Could you count how many lines of the data include "Minister" and answer with the number only?

- [Data to use]:
....

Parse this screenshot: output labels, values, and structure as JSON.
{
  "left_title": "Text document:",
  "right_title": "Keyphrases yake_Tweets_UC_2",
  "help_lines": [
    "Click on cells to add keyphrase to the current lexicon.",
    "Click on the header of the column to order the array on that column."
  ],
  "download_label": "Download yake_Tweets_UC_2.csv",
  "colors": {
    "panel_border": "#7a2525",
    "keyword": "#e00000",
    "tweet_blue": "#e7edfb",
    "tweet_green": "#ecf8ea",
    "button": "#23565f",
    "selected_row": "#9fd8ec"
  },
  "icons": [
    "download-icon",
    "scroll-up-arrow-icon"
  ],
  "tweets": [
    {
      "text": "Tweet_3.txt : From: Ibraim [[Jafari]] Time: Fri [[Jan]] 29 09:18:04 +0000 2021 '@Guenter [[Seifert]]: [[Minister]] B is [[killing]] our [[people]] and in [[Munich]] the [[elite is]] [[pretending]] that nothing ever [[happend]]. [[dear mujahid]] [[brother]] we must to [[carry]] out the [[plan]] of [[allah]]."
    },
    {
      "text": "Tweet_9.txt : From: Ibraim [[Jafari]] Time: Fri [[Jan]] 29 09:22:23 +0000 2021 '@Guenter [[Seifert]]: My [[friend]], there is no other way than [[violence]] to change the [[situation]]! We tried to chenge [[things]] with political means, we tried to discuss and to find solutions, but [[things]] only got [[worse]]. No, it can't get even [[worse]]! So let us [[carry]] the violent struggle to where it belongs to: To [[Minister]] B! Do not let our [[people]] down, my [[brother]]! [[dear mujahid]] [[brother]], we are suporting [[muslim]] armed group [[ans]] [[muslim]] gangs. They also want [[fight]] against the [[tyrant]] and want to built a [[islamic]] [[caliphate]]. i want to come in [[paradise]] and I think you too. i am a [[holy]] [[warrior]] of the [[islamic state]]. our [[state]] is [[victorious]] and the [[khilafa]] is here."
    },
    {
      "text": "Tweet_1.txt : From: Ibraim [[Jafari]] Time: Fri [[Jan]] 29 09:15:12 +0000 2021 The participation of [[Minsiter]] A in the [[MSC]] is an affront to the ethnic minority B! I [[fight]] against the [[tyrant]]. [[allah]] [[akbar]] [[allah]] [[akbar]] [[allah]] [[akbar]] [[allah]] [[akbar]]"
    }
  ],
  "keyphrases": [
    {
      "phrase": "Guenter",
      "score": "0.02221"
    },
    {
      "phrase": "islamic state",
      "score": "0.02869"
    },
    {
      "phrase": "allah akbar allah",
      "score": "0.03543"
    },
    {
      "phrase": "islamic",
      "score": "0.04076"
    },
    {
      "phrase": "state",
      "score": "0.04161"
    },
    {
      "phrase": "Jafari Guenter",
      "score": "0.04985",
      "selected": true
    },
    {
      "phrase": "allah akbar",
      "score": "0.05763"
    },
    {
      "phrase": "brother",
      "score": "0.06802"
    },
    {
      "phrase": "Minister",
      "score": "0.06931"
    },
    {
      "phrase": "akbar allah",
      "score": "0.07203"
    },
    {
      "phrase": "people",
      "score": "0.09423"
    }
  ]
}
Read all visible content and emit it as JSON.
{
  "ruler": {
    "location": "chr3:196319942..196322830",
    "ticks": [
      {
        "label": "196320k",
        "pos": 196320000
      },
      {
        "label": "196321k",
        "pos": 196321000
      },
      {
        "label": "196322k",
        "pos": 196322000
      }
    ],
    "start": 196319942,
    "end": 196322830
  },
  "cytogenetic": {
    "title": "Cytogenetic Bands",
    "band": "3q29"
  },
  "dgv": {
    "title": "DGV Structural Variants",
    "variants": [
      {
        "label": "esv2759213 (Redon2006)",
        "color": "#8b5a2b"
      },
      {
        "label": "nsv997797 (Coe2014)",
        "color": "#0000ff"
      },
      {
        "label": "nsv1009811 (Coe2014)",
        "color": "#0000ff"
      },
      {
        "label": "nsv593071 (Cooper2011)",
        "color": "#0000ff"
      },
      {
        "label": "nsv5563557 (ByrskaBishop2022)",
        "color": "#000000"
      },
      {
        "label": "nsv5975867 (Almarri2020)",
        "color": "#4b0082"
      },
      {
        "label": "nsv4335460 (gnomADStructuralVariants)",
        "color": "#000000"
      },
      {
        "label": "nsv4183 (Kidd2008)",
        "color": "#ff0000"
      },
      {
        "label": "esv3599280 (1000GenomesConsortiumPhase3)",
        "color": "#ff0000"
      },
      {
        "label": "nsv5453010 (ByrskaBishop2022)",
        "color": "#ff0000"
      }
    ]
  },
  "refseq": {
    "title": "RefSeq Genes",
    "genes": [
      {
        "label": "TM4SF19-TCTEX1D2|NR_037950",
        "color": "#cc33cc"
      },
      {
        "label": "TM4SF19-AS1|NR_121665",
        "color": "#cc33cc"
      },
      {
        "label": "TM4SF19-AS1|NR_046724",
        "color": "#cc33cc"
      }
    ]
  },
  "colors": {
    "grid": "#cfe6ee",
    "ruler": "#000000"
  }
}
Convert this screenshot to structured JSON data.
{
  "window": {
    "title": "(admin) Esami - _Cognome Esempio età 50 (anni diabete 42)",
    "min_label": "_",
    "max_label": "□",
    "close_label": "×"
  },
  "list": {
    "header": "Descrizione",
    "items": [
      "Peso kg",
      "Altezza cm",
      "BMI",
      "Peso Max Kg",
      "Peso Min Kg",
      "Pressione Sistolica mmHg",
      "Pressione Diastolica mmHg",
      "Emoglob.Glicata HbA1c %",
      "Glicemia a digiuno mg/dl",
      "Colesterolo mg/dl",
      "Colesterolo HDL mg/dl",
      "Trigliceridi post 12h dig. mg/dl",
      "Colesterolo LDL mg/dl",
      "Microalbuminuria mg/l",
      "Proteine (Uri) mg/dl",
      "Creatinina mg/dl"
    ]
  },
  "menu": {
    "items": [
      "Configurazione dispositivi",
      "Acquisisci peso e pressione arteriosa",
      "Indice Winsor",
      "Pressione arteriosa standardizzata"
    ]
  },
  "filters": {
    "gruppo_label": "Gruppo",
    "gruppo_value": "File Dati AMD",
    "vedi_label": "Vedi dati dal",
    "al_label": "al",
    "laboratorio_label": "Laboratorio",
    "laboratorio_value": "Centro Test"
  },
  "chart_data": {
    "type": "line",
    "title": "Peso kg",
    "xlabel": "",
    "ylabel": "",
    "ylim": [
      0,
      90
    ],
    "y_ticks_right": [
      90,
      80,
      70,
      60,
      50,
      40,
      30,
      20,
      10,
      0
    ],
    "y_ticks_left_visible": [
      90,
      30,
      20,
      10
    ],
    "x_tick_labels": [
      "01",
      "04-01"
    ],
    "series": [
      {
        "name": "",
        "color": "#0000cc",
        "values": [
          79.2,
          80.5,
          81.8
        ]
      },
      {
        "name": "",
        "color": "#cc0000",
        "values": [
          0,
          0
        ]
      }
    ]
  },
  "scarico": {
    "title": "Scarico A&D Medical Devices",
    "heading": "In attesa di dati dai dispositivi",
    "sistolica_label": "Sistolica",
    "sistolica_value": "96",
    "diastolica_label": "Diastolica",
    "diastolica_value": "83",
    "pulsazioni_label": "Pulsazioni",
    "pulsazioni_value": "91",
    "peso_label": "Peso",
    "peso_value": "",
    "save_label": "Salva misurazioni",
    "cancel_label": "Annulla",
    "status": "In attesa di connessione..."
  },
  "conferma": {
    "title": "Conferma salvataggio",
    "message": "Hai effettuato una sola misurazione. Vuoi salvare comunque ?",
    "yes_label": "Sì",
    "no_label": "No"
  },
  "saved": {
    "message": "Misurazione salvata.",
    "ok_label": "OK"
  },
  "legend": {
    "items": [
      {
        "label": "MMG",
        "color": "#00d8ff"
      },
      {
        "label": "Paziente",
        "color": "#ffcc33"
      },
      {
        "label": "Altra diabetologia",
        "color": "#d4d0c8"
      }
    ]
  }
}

....

- [Result below]: 3